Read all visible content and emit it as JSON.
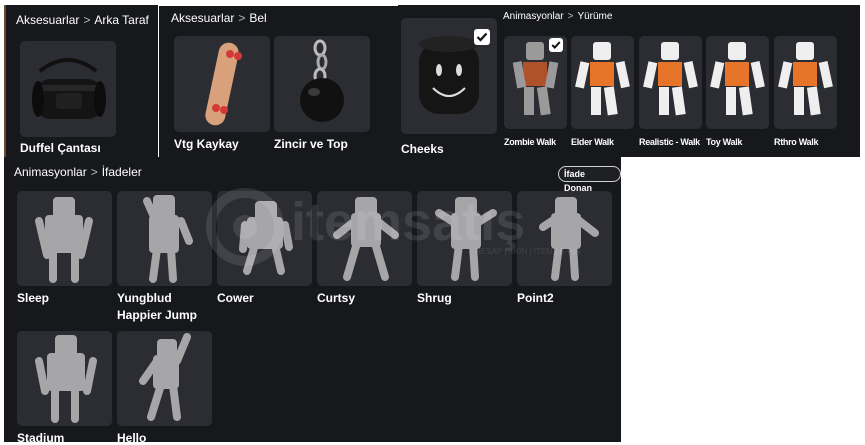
{
  "panels": {
    "arka_taraf": {
      "category": "Aksesuarlar",
      "sub": "Arka Taraf",
      "items": [
        {
          "name": "Duffel Çantası"
        }
      ]
    },
    "bel": {
      "category": "Aksesuarlar",
      "sub": "Bel",
      "items": [
        {
          "name": "Vtg Kaykay"
        },
        {
          "name": "Zincir ve Top"
        }
      ]
    },
    "face": {
      "items": [
        {
          "name": "Cheeks",
          "equipped": true
        }
      ]
    },
    "walk": {
      "category": "Animasyonlar",
      "sub": "Yürüme",
      "items": [
        {
          "name": "Zombie Walk",
          "equipped": true
        },
        {
          "name": "Elder Walk"
        },
        {
          "name": "Realistic - Walk"
        },
        {
          "name": "Toy Walk"
        },
        {
          "name": "Rthro Walk"
        }
      ]
    },
    "emotes": {
      "category": "Animasyonlar",
      "sub": "İfadeler",
      "button": "İfade Donan",
      "items": [
        {
          "line1": "Sleep",
          "line2": ""
        },
        {
          "line1": "Yungblud",
          "line2": "Happier Jump"
        },
        {
          "line1": "Cower",
          "line2": ""
        },
        {
          "line1": "Curtsy",
          "line2": ""
        },
        {
          "line1": "Shrug",
          "line2": ""
        },
        {
          "line1": "Point2",
          "line2": ""
        },
        {
          "line1": "Stadium",
          "line2": ""
        },
        {
          "line1": "Hello",
          "line2": ""
        }
      ]
    }
  },
  "watermark": {
    "text": "itemsatış",
    "tagline": "HESAP | SKIN | ITEM | E-PIN"
  },
  "colors": {
    "panel_bg": "#17181c",
    "tile_bg": "#2c2d33",
    "accent_orange": "#e8742a",
    "silhouette": "#a6a6a8"
  }
}
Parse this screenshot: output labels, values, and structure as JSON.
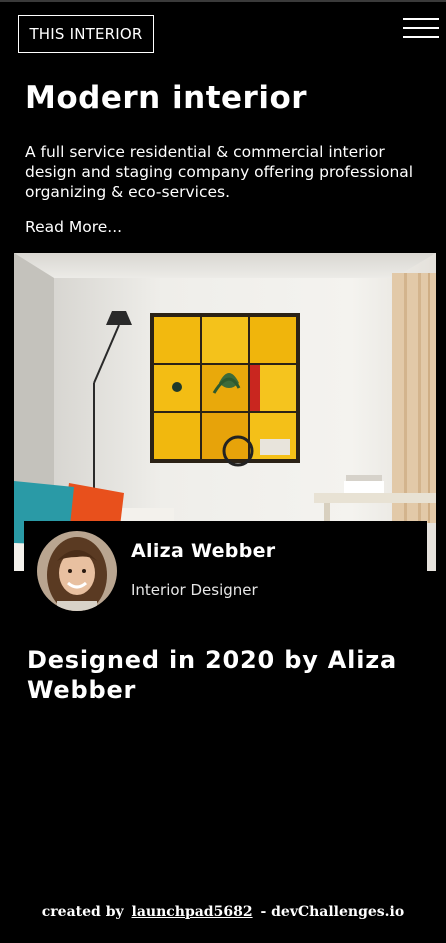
{
  "header": {
    "logo_text": "THIS INTERIOR",
    "menu_icon": "hamburger-menu-icon"
  },
  "hero": {
    "title": "Modern interior",
    "description": "A full service residential & commercial interior design and staging company offering professional organizing & eco-services.",
    "read_more": "Read More..."
  },
  "author": {
    "name": "Aliza Webber",
    "role": "Interior Designer"
  },
  "designed_note": "Designed in 2020 by Aliza Webber",
  "footer": {
    "prefix": "created by",
    "username": "launchpad5682",
    "suffix": "- devChallenges.io"
  },
  "colors": {
    "background": "#000000",
    "text": "#ffffff",
    "art_yellow": "#f2b90f",
    "sofa_orange": "#e8501c",
    "sofa_teal": "#2a9aa6"
  }
}
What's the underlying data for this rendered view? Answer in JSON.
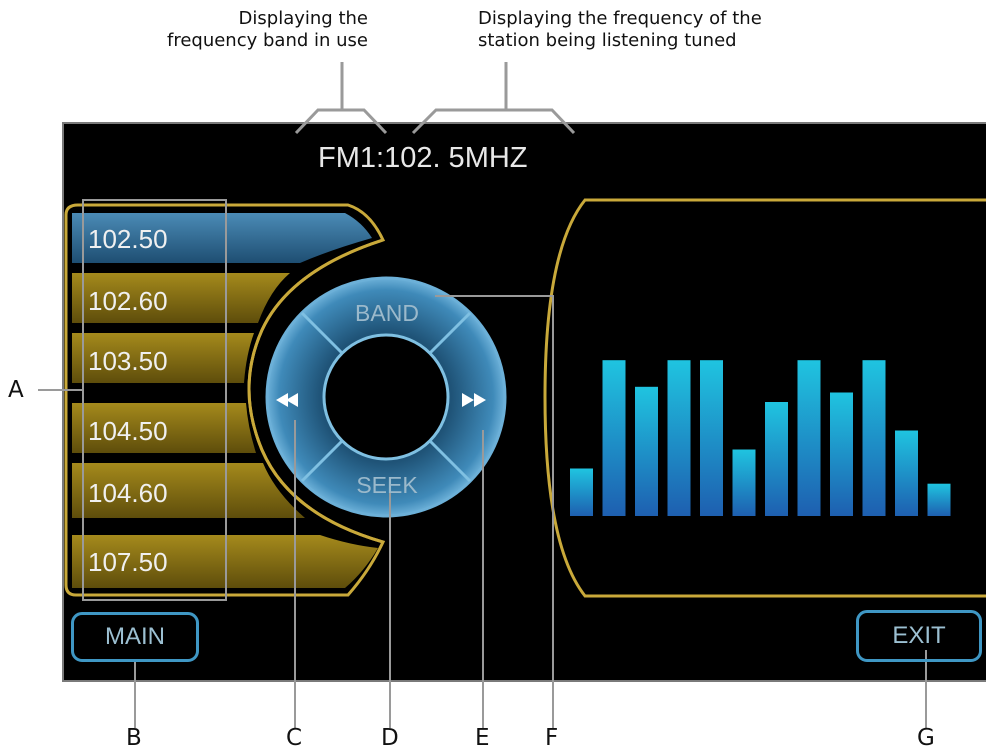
{
  "annotations": {
    "band_line1": "Displaying the",
    "band_line2": "frequency band in use",
    "freq_line1": "Displaying the frequency of the",
    "freq_line2": "station being listening tuned"
  },
  "header": {
    "band": "FM1",
    "separator": ":",
    "frequency": "102. 5MHZ"
  },
  "presets": [
    {
      "label": "102.50",
      "active": true
    },
    {
      "label": "102.60",
      "active": false
    },
    {
      "label": "103.50",
      "active": false
    },
    {
      "label": "104.50",
      "active": false
    },
    {
      "label": "104.60",
      "active": false
    },
    {
      "label": "107.50",
      "active": false
    }
  ],
  "control_wheel": {
    "band_label": "BAND",
    "seek_label": "SEEK",
    "prev_icon": "rewind-icon",
    "next_icon": "fast-forward-icon"
  },
  "buttons": {
    "main_label": "MAIN",
    "exit_label": "EXIT"
  },
  "equalizer": {
    "levels": [
      0.25,
      0.82,
      0.68,
      0.82,
      0.82,
      0.35,
      0.6,
      0.82,
      0.65,
      0.82,
      0.45,
      0.17
    ]
  },
  "callouts": {
    "A": "A",
    "B": "B",
    "C": "C",
    "D": "D",
    "E": "E",
    "F": "F",
    "G": "G"
  },
  "colors": {
    "gold": "#c9a93a",
    "preset_active": "#2f6a94",
    "preset_inactive": "#8a7416",
    "wheel_blue": "#3d86b6",
    "eq_top": "#1fc4e0",
    "eq_bottom": "#1e64b4"
  }
}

* * * *

EXERCISE BRIEF:
Repeat the data exactly, without the pictures.

OUTPUT BELOW:
Read all visible content and emit it as JSON.
{
  "panels": {
    "arka_taraf": {
      "category": "Aksesuarlar",
      "sub": "Arka Taraf",
      "items": [
        {
          "name": "Duffel Çantası"
        }
      ]
    },
    "bel": {
      "category": "Aksesuarlar",
      "sub": "Bel",
      "items": [
        {
          "name": "Vtg Kaykay"
        },
        {
          "name": "Zincir ve Top"
        }
      ]
    },
    "face": {
      "items": [
        {
          "name": "Cheeks",
          "equipped": true
        }
      ]
    },
    "walk": {
      "category": "Animasyonlar",
      "sub": "Yürüme",
      "items": [
        {
          "name": "Zombie Walk",
          "equipped": true
        },
        {
          "name": "Elder Walk"
        },
        {
          "name": "Realistic - Walk"
        },
        {
          "name": "Toy Walk"
        },
        {
          "name": "Rthro Walk"
        }
      ]
    },
    "emotes": {
      "category": "Animasyonlar",
      "sub": "İfadeler",
      "button": "İfade Donan",
      "items": [
        {
          "line1": "Sleep",
          "line2": ""
        },
        {
          "line1": "Yungblud",
          "line2": "Happier Jump"
        },
        {
          "line1": "Cower",
          "line2": ""
        },
        {
          "line1": "Curtsy",
          "line2": ""
        },
        {
          "line1": "Shrug",
          "line2": ""
        },
        {
          "line1": "Point2",
          "line2": ""
        },
        {
          "line1": "Stadium",
          "line2": ""
        },
        {
          "line1": "Hello",
          "line2": ""
        }
      ]
    }
  },
  "watermark": {
    "text": "itemsatış",
    "tagline": "HESAP | SKIN | ITEM | E-PIN"
  },
  "colors": {
    "panel_bg": "#17181c",
    "tile_bg": "#2c2d33",
    "accent_orange": "#e8742a",
    "silhouette": "#a6a6a8"
  }
}
Parse this screenshot: output labels, values, and structure as JSON.
{
  "header": {
    "logo_text": "THIS INTERIOR",
    "menu_icon": "hamburger-menu-icon"
  },
  "hero": {
    "title": "Modern interior",
    "description": "A full service residential & commercial interior design and staging company offering professional organizing & eco-services.",
    "read_more": "Read More..."
  },
  "author": {
    "name": "Aliza Webber",
    "role": "Interior Designer"
  },
  "designed_note": "Designed in 2020 by Aliza Webber",
  "footer": {
    "prefix": "created by",
    "username": "launchpad5682",
    "suffix": "- devChallenges.io"
  },
  "colors": {
    "background": "#000000",
    "text": "#ffffff",
    "art_yellow": "#f2b90f",
    "sofa_orange": "#e8501c",
    "sofa_teal": "#2a9aa6"
  }
}
What's the underlying data for this rendered view? Answer in JSON.
{
  "annotations": {
    "band_line1": "Displaying the",
    "band_line2": "frequency band in use",
    "freq_line1": "Displaying the frequency of the",
    "freq_line2": "station being listening tuned"
  },
  "header": {
    "band": "FM1",
    "separator": ":",
    "frequency": "102. 5MHZ"
  },
  "presets": [
    {
      "label": "102.50",
      "active": true
    },
    {
      "label": "102.60",
      "active": false
    },
    {
      "label": "103.50",
      "active": false
    },
    {
      "label": "104.50",
      "active": false
    },
    {
      "label": "104.60",
      "active": false
    },
    {
      "label": "107.50",
      "active": false
    }
  ],
  "control_wheel": {
    "band_label": "BAND",
    "seek_label": "SEEK",
    "prev_icon": "rewind-icon",
    "next_icon": "fast-forward-icon"
  },
  "buttons": {
    "main_label": "MAIN",
    "exit_label": "EXIT"
  },
  "equalizer": {
    "levels": [
      0.25,
      0.82,
      0.68,
      0.82,
      0.82,
      0.35,
      0.6,
      0.82,
      0.65,
      0.82,
      0.45,
      0.17
    ]
  },
  "callouts": {
    "A": "A",
    "B": "B",
    "C": "C",
    "D": "D",
    "E": "E",
    "F": "F",
    "G": "G"
  },
  "colors": {
    "gold": "#c9a93a",
    "preset_active": "#2f6a94",
    "preset_inactive": "#8a7416",
    "wheel_blue": "#3d86b6",
    "eq_top": "#1fc4e0",
    "eq_bottom": "#1e64b4"
  }
}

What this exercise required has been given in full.